• Problem to work on: Using the data below, copy each line that includes the word "身体健康".

• Input data:

####################

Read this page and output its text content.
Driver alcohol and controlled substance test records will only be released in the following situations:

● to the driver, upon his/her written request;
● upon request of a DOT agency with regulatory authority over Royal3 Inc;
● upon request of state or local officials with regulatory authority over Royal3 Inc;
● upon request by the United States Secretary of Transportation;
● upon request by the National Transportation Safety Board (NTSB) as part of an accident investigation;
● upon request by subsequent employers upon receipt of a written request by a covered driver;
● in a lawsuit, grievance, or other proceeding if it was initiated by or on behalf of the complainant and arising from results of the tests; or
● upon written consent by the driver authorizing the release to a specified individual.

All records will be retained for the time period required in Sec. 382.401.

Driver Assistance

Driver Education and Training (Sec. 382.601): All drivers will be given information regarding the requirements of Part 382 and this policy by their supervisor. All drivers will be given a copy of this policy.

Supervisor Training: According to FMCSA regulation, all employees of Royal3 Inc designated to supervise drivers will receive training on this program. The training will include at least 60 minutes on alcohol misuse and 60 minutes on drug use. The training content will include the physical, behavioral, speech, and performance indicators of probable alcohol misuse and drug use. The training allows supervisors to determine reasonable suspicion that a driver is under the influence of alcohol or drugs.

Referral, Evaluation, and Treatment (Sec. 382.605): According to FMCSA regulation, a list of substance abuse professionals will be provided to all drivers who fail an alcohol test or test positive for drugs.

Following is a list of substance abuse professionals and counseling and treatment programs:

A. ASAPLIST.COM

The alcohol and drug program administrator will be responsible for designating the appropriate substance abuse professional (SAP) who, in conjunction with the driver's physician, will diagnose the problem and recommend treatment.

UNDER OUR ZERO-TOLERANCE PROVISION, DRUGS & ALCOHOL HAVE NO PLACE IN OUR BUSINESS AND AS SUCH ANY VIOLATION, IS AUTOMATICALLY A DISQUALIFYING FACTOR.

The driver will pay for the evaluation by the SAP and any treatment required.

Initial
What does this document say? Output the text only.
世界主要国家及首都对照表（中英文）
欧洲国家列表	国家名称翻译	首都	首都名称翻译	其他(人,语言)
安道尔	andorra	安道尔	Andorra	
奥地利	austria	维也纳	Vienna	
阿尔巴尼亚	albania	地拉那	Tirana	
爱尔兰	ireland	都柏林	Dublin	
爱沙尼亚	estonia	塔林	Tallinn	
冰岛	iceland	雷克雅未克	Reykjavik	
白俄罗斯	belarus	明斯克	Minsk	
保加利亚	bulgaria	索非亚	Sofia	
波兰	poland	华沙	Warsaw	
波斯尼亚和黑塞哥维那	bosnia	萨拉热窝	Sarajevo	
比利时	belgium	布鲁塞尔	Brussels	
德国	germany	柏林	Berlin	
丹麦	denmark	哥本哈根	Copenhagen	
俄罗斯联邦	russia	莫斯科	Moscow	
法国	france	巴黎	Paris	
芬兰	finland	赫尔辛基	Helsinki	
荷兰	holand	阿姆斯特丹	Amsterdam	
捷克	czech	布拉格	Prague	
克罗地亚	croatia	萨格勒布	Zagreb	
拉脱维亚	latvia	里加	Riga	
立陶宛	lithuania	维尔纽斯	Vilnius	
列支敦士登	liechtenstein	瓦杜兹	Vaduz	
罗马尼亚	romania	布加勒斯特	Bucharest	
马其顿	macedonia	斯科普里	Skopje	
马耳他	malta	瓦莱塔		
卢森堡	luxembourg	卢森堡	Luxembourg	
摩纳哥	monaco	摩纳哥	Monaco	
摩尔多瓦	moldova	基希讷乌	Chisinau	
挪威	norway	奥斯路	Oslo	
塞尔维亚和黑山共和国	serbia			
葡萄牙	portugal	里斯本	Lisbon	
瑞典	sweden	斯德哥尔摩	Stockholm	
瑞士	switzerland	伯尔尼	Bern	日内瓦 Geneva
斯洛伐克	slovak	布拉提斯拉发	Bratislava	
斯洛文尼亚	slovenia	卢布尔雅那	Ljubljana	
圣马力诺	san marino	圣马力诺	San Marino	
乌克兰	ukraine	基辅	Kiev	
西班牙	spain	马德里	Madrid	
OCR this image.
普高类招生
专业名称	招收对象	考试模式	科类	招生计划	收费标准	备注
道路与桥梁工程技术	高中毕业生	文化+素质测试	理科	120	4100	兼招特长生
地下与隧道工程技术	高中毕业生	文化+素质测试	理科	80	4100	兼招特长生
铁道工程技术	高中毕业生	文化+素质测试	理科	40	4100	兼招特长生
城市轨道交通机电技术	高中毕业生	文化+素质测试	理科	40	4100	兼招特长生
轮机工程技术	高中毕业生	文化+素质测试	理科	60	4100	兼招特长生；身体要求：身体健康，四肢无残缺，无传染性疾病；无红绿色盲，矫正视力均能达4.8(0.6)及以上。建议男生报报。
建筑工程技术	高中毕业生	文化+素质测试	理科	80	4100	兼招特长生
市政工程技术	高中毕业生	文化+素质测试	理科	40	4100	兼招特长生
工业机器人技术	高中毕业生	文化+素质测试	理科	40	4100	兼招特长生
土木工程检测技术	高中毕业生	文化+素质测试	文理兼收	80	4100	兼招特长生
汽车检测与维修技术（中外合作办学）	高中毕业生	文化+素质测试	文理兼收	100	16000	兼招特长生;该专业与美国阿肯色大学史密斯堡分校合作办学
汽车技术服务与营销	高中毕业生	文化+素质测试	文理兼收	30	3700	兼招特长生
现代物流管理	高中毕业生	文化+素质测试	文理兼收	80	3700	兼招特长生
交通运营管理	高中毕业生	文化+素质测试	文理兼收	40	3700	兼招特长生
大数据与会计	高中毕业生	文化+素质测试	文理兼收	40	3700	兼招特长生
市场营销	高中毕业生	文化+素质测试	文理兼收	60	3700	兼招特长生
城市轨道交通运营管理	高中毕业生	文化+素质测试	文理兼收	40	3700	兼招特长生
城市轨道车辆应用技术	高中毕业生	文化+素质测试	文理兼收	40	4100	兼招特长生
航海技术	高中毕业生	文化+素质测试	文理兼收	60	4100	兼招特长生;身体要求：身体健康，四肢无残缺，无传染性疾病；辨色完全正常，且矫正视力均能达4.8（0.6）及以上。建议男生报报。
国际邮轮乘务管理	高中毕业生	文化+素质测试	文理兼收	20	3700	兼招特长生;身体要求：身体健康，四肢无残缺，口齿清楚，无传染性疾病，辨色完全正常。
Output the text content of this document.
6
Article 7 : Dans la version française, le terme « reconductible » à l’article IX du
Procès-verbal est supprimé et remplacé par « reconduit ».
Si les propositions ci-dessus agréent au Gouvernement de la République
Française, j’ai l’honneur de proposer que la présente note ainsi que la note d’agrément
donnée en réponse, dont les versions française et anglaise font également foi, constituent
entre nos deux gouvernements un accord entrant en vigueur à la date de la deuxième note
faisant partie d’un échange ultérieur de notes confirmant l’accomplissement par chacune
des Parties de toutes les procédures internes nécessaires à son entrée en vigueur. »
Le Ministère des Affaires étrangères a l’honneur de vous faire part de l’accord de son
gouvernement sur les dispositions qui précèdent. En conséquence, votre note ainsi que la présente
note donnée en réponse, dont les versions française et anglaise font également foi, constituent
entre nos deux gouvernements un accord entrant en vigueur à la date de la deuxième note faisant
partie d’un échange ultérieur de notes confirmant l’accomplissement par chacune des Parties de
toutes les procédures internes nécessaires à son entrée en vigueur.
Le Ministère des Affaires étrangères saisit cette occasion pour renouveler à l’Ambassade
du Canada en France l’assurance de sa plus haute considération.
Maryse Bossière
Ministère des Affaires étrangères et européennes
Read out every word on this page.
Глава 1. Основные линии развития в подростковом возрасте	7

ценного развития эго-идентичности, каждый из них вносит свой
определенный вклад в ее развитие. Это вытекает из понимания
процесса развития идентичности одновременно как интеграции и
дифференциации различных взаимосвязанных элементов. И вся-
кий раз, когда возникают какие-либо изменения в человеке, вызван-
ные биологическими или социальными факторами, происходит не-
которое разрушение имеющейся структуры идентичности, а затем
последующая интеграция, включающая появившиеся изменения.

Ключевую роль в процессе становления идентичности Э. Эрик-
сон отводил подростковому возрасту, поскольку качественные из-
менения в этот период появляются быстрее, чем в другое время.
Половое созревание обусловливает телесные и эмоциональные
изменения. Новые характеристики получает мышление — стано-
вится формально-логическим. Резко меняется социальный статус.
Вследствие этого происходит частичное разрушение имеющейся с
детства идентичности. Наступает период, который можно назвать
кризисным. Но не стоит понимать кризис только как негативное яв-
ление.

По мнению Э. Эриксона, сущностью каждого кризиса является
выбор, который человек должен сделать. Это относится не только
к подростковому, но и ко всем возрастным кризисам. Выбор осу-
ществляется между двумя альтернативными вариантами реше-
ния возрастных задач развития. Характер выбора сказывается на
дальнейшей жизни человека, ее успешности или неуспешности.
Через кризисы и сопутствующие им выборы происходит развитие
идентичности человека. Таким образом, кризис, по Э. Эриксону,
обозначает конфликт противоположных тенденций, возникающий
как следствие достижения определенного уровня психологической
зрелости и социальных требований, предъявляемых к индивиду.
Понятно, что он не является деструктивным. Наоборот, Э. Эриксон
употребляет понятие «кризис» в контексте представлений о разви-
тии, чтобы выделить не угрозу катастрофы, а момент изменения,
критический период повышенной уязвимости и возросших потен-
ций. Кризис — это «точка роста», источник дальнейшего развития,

####################

• Exercise answer:
轮机工程技术	高中毕业生	文化+素质测试	理科	60	4100	兼招特长生；身体要求：身体健康，四肢无残缺，无传染性疾病；无红绿色盲，矫正视力均能达4.8(0.6)及以上。建议男生报报。
航海技术	高中毕业生	文化+素质测试	文理兼收	60	4100	兼招特长生;身体要求：身体健康，四肢无残缺，无传染性疾病；辨色完全正常，且矫正视力均能达4.8（0.6）及以上。建议男生报报。
国际邮轮乘务管理	高中毕业生	文化+素质测试	文理兼收	20	3700	兼招特长生;身体要求：身体健康，四肢无残缺，口齿清楚，无传染性疾病，辨色完全正常。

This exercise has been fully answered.